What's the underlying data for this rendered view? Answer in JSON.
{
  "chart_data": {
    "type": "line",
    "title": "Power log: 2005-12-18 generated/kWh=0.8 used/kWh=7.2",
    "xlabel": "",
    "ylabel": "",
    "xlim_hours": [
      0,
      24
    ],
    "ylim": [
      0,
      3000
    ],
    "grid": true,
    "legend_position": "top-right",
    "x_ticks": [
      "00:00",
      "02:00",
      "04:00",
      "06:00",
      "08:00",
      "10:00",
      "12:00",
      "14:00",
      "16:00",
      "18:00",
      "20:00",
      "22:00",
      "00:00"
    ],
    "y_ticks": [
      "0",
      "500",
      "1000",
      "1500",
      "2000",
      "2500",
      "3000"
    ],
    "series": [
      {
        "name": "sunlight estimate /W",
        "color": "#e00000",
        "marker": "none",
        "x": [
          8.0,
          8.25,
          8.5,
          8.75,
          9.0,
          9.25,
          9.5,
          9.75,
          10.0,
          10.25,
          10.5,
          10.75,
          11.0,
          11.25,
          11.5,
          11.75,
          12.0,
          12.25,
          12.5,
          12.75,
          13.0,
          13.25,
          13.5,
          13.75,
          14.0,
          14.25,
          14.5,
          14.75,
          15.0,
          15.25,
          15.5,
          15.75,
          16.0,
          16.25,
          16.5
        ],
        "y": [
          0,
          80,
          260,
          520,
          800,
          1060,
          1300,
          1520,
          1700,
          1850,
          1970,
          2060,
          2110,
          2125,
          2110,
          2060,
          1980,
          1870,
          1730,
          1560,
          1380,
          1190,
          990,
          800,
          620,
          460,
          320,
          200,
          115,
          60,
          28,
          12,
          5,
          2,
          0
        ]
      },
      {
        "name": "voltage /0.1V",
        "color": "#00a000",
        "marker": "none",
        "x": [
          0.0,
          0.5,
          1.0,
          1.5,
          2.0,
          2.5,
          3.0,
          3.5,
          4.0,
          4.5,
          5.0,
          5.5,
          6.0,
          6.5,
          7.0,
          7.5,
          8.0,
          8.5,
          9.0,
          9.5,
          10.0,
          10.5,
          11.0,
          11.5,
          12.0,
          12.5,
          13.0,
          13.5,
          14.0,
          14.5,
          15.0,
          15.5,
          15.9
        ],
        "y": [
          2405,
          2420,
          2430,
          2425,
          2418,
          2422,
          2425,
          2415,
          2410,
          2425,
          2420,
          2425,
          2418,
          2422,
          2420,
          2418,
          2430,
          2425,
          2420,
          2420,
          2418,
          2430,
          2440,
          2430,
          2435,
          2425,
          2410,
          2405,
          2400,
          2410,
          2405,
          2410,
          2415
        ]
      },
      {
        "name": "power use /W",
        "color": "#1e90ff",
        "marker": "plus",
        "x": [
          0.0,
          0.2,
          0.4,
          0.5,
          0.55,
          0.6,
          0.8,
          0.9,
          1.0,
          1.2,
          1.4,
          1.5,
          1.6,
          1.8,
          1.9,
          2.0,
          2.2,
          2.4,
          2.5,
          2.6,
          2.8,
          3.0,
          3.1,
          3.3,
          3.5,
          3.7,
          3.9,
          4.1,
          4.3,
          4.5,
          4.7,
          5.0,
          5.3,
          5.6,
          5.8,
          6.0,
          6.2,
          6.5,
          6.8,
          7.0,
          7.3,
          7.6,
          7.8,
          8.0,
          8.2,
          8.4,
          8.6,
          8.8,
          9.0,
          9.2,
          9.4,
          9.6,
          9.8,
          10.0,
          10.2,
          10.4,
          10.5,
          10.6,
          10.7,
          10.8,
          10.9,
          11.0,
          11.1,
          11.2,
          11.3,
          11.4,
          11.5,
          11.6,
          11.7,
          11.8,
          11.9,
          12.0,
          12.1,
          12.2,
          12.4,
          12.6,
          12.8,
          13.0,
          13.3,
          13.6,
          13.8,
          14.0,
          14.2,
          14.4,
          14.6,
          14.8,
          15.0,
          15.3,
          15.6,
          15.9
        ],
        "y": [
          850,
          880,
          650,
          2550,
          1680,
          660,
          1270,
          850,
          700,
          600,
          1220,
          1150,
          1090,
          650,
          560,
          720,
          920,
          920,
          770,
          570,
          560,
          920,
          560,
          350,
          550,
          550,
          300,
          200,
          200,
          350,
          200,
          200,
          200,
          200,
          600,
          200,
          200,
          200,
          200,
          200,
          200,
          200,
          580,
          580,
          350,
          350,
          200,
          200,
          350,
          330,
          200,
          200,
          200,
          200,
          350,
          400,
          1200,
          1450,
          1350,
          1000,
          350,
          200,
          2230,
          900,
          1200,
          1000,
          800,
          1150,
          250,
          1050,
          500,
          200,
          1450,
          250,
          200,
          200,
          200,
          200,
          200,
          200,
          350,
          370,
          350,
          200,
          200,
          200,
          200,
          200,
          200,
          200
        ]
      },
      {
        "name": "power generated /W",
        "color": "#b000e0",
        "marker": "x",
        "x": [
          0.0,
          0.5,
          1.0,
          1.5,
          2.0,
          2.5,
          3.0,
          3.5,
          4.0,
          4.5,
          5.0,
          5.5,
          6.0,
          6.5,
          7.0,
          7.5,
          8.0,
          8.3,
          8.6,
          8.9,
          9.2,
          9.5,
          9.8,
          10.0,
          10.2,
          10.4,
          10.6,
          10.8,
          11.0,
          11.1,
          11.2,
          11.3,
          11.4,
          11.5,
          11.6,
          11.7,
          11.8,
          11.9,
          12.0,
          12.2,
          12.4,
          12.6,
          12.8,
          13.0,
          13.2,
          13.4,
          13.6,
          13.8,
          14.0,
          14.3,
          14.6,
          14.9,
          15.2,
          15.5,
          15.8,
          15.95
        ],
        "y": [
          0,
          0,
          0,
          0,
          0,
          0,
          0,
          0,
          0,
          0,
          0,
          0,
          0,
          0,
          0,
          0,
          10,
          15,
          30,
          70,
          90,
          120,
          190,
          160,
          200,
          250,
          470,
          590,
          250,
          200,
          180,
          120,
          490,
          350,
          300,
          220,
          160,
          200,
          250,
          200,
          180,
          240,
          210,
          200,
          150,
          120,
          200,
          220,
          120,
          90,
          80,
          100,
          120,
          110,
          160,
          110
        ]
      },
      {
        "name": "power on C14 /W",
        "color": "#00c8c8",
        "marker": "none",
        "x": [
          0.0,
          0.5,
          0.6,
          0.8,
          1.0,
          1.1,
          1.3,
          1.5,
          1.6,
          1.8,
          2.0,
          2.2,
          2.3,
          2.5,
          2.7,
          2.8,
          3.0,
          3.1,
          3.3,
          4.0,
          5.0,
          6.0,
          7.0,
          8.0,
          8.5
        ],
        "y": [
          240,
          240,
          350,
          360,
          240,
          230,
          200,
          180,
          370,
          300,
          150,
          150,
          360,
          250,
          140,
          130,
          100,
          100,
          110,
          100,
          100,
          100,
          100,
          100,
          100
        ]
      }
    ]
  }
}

◆ Work to complete
All of the records must be repeated exactly.

◆ Expected answer
What's the underlying data for this rendered view? Answer in JSON.
{
  "chart_data": {
    "type": "line",
    "title": "Power log: 2005-12-18 generated/kWh=0.8 used/kWh=7.2",
    "xlabel": "",
    "ylabel": "",
    "xlim_hours": [
      0,
      24
    ],
    "ylim": [
      0,
      3000
    ],
    "grid": true,
    "legend_position": "top-right",
    "x_ticks": [
      "00:00",
      "02:00",
      "04:00",
      "06:00",
      "08:00",
      "10:00",
      "12:00",
      "14:00",
      "16:00",
      "18:00",
      "20:00",
      "22:00",
      "00:00"
    ],
    "y_ticks": [
      "0",
      "500",
      "1000",
      "1500",
      "2000",
      "2500",
      "3000"
    ],
    "series": [
      {
        "name": "sunlight estimate /W",
        "color": "#e00000",
        "marker": "none",
        "x": [
          8.0,
          8.25,
          8.5,
          8.75,
          9.0,
          9.25,
          9.5,
          9.75,
          10.0,
          10.25,
          10.5,
          10.75,
          11.0,
          11.25,
          11.5,
          11.75,
          12.0,
          12.25,
          12.5,
          12.75,
          13.0,
          13.25,
          13.5,
          13.75,
          14.0,
          14.25,
          14.5,
          14.75,
          15.0,
          15.25,
          15.5,
          15.75,
          16.0,
          16.25,
          16.5
        ],
        "y": [
          0,
          80,
          260,
          520,
          800,
          1060,
          1300,
          1520,
          1700,
          1850,
          1970,
          2060,
          2110,
          2125,
          2110,
          2060,
          1980,
          1870,
          1730,
          1560,
          1380,
          1190,
          990,
          800,
          620,
          460,
          320,
          200,
          115,
          60,
          28,
          12,
          5,
          2,
          0
        ]
      },
      {
        "name": "voltage /0.1V",
        "color": "#00a000",
        "marker": "none",
        "x": [
          0.0,
          0.5,
          1.0,
          1.5,
          2.0,
          2.5,
          3.0,
          3.5,
          4.0,
          4.5,
          5.0,
          5.5,
          6.0,
          6.5,
          7.0,
          7.5,
          8.0,
          8.5,
          9.0,
          9.5,
          10.0,
          10.5,
          11.0,
          11.5,
          12.0,
          12.5,
          13.0,
          13.5,
          14.0,
          14.5,
          15.0,
          15.5,
          15.9
        ],
        "y": [
          2405,
          2420,
          2430,
          2425,
          2418,
          2422,
          2425,
          2415,
          2410,
          2425,
          2420,
          2425,
          2418,
          2422,
          2420,
          2418,
          2430,
          2425,
          2420,
          2420,
          2418,
          2430,
          2440,
          2430,
          2435,
          2425,
          2410,
          2405,
          2400,
          2410,
          2405,
          2410,
          2415
        ]
      },
      {
        "name": "power use /W",
        "color": "#1e90ff",
        "marker": "plus",
        "x": [
          0.0,
          0.2,
          0.4,
          0.5,
          0.55,
          0.6,
          0.8,
          0.9,
          1.0,
          1.2,
          1.4,
          1.5,
          1.6,
          1.8,
          1.9,
          2.0,
          2.2,
          2.4,
          2.5,
          2.6,
          2.8,
          3.0,
          3.1,
          3.3,
          3.5,
          3.7,
          3.9,
          4.1,
          4.3,
          4.5,
          4.7,
          5.0,
          5.3,
          5.6,
          5.8,
          6.0,
          6.2,
          6.5,
          6.8,
          7.0,
          7.3,
          7.6,
          7.8,
          8.0,
          8.2,
          8.4,
          8.6,
          8.8,
          9.0,
          9.2,
          9.4,
          9.6,
          9.8,
          10.0,
          10.2,
          10.4,
          10.5,
          10.6,
          10.7,
          10.8,
          10.9,
          11.0,
          11.1,
          11.2,
          11.3,
          11.4,
          11.5,
          11.6,
          11.7,
          11.8,
          11.9,
          12.0,
          12.1,
          12.2,
          12.4,
          12.6,
          12.8,
          13.0,
          13.3,
          13.6,
          13.8,
          14.0,
          14.2,
          14.4,
          14.6,
          14.8,
          15.0,
          15.3,
          15.6,
          15.9
        ],
        "y": [
          850,
          880,
          650,
          2550,
          1680,
          660,
          1270,
          850,
          700,
          600,
          1220,
          1150,
          1090,
          650,
          560,
          720,
          920,
          920,
          770,
          570,
          560,
          920,
          560,
          350,
          550,
          550,
          300,
          200,
          200,
          350,
          200,
          200,
          200,
          200,
          600,
          200,
          200,
          200,
          200,
          200,
          200,
          200,
          580,
          580,
          350,
          350,
          200,
          200,
          350,
          330,
          200,
          200,
          200,
          200,
          350,
          400,
          1200,
          1450,
          1350,
          1000,
          350,
          200,
          2230,
          900,
          1200,
          1000,
          800,
          1150,
          250,
          1050,
          500,
          200,
          1450,
          250,
          200,
          200,
          200,
          200,
          200,
          200,
          350,
          370,
          350,
          200,
          200,
          200,
          200,
          200,
          200,
          200
        ]
      },
      {
        "name": "power generated /W",
        "color": "#b000e0",
        "marker": "x",
        "x": [
          0.0,
          0.5,
          1.0,
          1.5,
          2.0,
          2.5,
          3.0,
          3.5,
          4.0,
          4.5,
          5.0,
          5.5,
          6.0,
          6.5,
          7.0,
          7.5,
          8.0,
          8.3,
          8.6,
          8.9,
          9.2,
          9.5,
          9.8,
          10.0,
          10.2,
          10.4,
          10.6,
          10.8,
          11.0,
          11.1,
          11.2,
          11.3,
          11.4,
          11.5,
          11.6,
          11.7,
          11.8,
          11.9,
          12.0,
          12.2,
          12.4,
          12.6,
          12.8,
          13.0,
          13.2,
          13.4,
          13.6,
          13.8,
          14.0,
          14.3,
          14.6,
          14.9,
          15.2,
          15.5,
          15.8,
          15.95
        ],
        "y": [
          0,
          0,
          0,
          0,
          0,
          0,
          0,
          0,
          0,
          0,
          0,
          0,
          0,
          0,
          0,
          0,
          10,
          15,
          30,
          70,
          90,
          120,
          190,
          160,
          200,
          250,
          470,
          590,
          250,
          200,
          180,
          120,
          490,
          350,
          300,
          220,
          160,
          200,
          250,
          200,
          180,
          240,
          210,
          200,
          150,
          120,
          200,
          220,
          120,
          90,
          80,
          100,
          120,
          110,
          160,
          110
        ]
      },
      {
        "name": "power on C14 /W",
        "color": "#00c8c8",
        "marker": "none",
        "x": [
          0.0,
          0.5,
          0.6,
          0.8,
          1.0,
          1.1,
          1.3,
          1.5,
          1.6,
          1.8,
          2.0,
          2.2,
          2.3,
          2.5,
          2.7,
          2.8,
          3.0,
          3.1,
          3.3,
          4.0,
          5.0,
          6.0,
          7.0,
          8.0,
          8.5
        ],
        "y": [
          240,
          240,
          350,
          360,
          240,
          230,
          200,
          180,
          370,
          300,
          150,
          150,
          360,
          250,
          140,
          130,
          100,
          100,
          110,
          100,
          100,
          100,
          100,
          100,
          100
        ]
      }
    ]
  }
}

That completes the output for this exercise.